How does one describe Gregory Peck?

Mirage: And the melon’s red glare/ Hit the road with such flair...
Mirage: And the melon’s red glare/ Hit the road with such flair...

Inspiration prevails in the strangest places, places like the 805 off-ramp while tooling towards Chula Vista.

Mirage (1965)

The trash-hauling buggy before me was piled so high with furniture, appliances, and the like that I half-expected to find Granny Clampett ballasted atop the roving mountain. The entire collection appeared to be securely bungeed and roped, but one chuckhole later, the tailgate of the junkman’s dumpster dropped open and out bounced — of all things — a watermelon. (Judging by the lack of seed damage done to my tires, I’m guessing it was a triploid hybrid.) Rather than having my life flash before my eyes, I called back a four-second snippet from the TV spot for Edward Dmytryk’s mid-’60s paranoid political thriller Mirage. Madison Avenue accountant David Stillwell (Gregory Peck) overhears a bar patron’s testimony that the sound of a watermelon hitting the pavement from 14 floors up bears an uncanny similarity to that of a suicide victim he encountered on the way in. Unbeknownst to Stillwell, the jumper was his boss. The splattering fruit juxtaposed with the Vertigo-inspired rear projection plummet left a mark. Decades before David Letterman pitched watermelons off a 20-story tower — not to mention the global movement to end hunger​​ — this melonhead was transfixed by the bursting-fruit equivalent of a fireworks display.

Gregory Peck and Jack Weston co-star in Lobby Card #3.

• _Record set_

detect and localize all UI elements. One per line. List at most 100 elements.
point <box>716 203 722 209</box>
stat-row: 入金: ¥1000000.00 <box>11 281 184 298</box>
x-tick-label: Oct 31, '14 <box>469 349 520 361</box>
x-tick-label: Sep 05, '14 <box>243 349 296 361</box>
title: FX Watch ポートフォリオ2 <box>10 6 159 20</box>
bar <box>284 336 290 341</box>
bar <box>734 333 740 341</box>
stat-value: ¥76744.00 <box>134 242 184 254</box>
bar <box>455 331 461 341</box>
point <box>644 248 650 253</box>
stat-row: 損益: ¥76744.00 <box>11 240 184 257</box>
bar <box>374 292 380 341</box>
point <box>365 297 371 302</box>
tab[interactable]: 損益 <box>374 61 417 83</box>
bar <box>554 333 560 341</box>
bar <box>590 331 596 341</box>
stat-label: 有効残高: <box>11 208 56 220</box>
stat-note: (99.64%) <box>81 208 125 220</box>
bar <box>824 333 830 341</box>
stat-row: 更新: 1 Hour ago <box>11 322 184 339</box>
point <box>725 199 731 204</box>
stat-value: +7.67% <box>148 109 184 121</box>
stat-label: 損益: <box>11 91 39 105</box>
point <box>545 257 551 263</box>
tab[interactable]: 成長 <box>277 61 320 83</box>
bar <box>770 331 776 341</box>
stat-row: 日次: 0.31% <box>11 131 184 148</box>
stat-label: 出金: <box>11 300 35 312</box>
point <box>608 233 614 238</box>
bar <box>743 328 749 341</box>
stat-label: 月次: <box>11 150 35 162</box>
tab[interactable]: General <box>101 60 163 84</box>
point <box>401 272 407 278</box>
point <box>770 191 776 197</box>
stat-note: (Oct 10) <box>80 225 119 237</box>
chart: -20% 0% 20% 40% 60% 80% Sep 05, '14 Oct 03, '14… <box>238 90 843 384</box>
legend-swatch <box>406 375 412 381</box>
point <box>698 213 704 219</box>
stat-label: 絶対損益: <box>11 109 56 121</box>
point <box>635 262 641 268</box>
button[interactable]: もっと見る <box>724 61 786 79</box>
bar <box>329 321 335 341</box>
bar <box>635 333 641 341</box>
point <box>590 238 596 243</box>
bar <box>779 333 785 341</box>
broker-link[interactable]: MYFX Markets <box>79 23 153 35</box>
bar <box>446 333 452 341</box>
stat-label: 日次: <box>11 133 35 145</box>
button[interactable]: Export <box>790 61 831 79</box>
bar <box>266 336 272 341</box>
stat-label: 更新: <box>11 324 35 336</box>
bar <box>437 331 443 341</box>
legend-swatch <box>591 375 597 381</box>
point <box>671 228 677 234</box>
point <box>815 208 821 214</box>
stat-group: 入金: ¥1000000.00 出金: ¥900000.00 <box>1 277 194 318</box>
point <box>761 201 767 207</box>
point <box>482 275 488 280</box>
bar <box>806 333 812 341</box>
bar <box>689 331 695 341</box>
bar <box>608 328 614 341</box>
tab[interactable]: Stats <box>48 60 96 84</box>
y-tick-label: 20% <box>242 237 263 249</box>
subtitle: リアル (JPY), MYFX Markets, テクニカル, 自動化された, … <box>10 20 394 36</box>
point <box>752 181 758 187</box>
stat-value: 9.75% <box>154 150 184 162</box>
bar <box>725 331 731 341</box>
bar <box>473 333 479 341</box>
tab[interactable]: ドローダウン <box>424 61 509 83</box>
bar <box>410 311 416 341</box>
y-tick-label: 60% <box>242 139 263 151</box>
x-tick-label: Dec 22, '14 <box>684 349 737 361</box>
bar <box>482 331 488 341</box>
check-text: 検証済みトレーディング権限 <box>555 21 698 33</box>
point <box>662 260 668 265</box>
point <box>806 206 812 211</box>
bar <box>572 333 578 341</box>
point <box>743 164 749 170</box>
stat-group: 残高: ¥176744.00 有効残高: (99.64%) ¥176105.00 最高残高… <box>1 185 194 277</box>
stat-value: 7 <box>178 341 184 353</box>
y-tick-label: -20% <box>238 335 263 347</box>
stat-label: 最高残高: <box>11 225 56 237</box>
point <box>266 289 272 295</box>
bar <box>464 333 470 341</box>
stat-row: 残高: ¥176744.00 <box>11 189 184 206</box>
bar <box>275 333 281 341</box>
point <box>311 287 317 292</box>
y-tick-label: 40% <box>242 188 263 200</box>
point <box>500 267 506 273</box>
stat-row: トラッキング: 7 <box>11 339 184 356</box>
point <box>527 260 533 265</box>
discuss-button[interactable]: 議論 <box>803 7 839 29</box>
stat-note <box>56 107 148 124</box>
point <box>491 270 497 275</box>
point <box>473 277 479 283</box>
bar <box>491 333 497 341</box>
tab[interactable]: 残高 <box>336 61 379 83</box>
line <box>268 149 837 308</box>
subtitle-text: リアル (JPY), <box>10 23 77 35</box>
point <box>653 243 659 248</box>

• _Required work_
1. List every person or character named in the piece about the film Mirage.
2. Write a continuation of the piece about the film Mirage, starting right after its last sentence.
The rows are separate material and are not part of the piece about the film Mirage.

• _Results of the exercise_
1. Gregory Peck, Granny Clampett, Edward Dmytryk, David Stillwell, David Letterman, Jack Weston

2.
I’m not sure how or why the obsession began, but every day after lunch, a rotted apple or tomato would accompany me on my patrol boy route. What kid didn’t yearn to have a dayglo orange strap flung around shoulder and waist, granting the power to stop traffic at will? My opposite-corner crony would also bring an inedible offering, and each day at approximately 12:42 pm, we would align the targets in the middle of the street. Moments later, and right on schedule, our friendly neighborhood bus driver, Ted, would bring the #96 barreling down Lunt Avenue and flatten the fruit. A ten-ton public transport, piloted by a driver endowed with a sense of humor, became our personal juice press. It was the funniest damn thing this 12-year-old ever saw. Later that year, after spending hours of quality time staring at the dangling gourds in the Ezras Israel sukkah, we spied a couple of crates of spoiled apples parked next to the synagogue dumpster. Pulling up a curb, a buddy and I spent a good portion of the afternoon leisurely lobbing rotten apples into the street. By the time we were through, the intersection of Lunt and California resembled a pulpy Jackson Pollack creation.

See the book, read the movie!

Why all this the talk of flattened fruit? It all came back to me last night while watching Mirage. Dad took me to see it opening week at the second-run Adelphi Theatre, and the following Saturday I cajoled a couple of neighbor kids into tagging along for my second screening. The story didn’t make much sense to me back then. Hell, even today I found myself scanning backwards to catch red herrings. What mattered back then was the slow motion shot of the watermelon hitting the deck that appeared in TV spots as well as subsequent commercials for network airings. This four-second fragment acted as a selling tool, fascinating me to the point I couldn’t wait to see it again. It didn’t disappoint.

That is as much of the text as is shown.